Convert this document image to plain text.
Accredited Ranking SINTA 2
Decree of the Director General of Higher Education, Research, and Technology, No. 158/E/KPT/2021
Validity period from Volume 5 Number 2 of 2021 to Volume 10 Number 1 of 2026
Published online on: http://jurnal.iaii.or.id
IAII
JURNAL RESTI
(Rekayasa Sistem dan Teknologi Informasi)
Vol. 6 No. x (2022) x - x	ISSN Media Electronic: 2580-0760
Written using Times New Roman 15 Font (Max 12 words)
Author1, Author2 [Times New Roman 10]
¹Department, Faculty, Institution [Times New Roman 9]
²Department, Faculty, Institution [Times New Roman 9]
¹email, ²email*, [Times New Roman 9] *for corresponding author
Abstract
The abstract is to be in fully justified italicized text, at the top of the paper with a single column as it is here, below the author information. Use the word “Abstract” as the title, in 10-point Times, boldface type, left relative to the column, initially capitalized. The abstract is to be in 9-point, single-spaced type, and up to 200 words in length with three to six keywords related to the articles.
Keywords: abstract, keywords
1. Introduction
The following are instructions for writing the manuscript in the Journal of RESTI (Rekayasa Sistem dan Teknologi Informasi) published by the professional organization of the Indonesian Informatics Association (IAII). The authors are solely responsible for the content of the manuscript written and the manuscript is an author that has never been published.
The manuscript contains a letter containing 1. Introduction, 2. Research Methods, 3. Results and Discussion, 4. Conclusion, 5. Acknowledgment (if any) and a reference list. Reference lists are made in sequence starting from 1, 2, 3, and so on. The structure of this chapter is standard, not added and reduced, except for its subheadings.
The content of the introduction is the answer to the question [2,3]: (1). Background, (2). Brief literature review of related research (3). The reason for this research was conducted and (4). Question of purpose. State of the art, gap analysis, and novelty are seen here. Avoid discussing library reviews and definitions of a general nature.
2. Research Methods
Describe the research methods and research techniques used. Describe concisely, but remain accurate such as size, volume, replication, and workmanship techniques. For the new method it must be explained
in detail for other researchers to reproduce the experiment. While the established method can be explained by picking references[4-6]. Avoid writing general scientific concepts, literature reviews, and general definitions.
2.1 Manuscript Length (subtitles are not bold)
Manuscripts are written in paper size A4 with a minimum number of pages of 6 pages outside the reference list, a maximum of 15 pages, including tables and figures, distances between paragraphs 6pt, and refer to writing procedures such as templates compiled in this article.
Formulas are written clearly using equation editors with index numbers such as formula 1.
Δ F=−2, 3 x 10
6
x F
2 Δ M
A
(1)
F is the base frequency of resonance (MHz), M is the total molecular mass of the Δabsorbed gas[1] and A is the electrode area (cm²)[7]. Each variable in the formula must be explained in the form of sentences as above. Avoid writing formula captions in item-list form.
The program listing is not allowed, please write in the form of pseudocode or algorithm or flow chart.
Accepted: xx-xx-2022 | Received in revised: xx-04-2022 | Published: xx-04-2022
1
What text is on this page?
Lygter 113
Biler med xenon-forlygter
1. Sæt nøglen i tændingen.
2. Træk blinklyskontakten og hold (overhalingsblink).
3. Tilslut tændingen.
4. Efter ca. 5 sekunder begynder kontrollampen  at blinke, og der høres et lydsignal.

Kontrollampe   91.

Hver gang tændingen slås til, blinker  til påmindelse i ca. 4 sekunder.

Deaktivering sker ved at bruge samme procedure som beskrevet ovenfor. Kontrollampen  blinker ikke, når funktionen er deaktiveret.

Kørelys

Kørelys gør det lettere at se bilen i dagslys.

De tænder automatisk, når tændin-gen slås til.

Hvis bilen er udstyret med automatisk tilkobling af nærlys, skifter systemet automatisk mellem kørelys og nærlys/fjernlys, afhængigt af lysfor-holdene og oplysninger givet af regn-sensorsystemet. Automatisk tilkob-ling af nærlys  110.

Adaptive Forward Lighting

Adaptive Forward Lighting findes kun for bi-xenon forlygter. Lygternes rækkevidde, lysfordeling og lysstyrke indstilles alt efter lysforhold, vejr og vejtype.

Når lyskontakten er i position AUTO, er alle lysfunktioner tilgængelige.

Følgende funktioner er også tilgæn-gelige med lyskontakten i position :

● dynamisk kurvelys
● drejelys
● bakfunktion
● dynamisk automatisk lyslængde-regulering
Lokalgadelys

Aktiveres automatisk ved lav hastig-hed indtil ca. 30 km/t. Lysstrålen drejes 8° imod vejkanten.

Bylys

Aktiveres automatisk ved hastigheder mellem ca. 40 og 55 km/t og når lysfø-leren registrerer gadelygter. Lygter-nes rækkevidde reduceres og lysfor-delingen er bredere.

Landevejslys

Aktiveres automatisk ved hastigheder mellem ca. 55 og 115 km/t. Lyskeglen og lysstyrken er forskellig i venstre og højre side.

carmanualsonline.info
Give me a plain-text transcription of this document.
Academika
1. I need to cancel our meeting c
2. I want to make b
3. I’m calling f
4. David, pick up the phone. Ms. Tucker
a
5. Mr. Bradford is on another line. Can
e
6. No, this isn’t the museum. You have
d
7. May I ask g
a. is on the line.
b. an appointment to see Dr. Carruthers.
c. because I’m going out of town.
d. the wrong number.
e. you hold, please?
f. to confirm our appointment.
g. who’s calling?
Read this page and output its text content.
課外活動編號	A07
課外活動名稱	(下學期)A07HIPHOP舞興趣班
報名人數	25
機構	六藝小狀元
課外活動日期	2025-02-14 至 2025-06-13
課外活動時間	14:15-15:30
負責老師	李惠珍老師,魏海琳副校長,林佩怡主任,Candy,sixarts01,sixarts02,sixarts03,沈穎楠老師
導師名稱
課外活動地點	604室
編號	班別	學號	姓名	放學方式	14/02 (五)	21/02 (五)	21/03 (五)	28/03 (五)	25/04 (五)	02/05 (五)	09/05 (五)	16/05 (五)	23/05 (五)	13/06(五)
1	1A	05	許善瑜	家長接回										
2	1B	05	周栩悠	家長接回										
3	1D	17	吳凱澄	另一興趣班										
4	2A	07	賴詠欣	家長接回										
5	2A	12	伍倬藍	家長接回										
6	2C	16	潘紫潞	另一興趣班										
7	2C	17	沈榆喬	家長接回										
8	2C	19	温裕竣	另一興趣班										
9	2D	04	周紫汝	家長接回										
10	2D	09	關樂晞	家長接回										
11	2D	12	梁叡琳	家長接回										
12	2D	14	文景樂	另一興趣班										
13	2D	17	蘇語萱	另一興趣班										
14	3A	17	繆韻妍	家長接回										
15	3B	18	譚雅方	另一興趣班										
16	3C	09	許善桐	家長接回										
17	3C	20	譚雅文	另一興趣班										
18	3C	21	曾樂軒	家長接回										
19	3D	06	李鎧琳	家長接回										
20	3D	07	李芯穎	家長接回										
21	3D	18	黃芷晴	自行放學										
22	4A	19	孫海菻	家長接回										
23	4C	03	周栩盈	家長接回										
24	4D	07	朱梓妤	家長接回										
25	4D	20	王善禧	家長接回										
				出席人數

§ To do: Each line that contains the word "sekunder" counts toward the total; give only that total.

§ Correct result: 2